What you will do: Lines holding the string "this" are the ones to copy; find them all in the data.

Saved entries
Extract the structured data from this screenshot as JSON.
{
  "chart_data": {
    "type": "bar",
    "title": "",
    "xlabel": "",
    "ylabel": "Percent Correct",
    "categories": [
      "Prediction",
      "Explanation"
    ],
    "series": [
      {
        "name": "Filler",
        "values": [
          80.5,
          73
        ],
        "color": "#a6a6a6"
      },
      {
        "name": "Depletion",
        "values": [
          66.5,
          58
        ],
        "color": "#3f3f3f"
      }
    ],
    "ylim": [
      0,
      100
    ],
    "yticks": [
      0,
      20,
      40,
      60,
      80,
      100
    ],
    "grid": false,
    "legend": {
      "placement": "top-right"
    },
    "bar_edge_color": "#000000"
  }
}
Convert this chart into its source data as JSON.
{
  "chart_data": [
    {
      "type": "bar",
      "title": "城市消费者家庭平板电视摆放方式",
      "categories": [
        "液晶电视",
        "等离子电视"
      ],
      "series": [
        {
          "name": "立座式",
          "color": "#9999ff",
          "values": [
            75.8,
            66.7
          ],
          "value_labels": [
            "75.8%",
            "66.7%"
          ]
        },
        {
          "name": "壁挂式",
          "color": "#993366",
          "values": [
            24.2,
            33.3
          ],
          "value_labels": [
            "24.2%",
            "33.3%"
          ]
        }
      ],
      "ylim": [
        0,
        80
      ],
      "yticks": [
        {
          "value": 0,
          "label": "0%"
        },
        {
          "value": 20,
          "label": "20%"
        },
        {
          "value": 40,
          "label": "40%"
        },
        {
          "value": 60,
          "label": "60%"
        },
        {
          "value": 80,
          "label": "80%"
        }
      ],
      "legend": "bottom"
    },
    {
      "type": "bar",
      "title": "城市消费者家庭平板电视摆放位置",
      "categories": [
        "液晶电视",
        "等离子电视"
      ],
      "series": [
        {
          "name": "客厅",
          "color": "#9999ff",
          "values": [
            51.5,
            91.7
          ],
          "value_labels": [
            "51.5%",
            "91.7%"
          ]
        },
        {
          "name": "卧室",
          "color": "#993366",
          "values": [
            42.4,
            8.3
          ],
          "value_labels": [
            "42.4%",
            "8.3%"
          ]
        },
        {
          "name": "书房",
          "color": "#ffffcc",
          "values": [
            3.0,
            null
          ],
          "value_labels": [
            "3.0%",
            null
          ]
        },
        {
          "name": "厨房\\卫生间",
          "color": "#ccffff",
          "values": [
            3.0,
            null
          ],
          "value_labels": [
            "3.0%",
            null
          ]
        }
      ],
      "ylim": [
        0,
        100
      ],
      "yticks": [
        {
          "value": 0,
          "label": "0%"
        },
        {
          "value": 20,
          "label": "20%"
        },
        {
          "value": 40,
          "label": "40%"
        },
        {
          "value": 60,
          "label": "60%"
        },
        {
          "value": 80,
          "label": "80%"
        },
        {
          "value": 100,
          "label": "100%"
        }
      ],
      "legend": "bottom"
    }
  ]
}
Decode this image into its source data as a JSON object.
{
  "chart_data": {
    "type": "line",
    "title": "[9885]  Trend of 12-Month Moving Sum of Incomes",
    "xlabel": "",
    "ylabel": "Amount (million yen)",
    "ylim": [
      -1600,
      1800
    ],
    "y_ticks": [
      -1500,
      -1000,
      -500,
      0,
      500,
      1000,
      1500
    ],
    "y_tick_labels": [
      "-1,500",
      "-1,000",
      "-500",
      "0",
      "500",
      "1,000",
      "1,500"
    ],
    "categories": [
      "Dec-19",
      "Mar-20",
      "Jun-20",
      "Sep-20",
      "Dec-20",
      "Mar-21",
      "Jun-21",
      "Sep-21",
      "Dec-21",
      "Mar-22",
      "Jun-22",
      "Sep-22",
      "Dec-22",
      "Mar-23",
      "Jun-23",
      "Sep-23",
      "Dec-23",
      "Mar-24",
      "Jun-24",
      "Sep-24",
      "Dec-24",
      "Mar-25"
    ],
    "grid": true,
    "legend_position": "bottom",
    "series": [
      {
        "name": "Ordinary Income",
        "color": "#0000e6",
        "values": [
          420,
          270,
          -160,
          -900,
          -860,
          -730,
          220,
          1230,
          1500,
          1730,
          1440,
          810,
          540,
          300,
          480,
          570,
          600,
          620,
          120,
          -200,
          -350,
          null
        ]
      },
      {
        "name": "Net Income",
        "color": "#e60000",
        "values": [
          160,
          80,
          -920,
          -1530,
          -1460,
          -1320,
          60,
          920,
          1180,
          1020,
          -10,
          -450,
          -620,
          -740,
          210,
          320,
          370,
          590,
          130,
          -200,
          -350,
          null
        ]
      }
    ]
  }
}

Response:
Extract the structured data from this screenshot as JSON.
Convert this chart into its source data as JSON.
Decode this image into its source data as a JSON object.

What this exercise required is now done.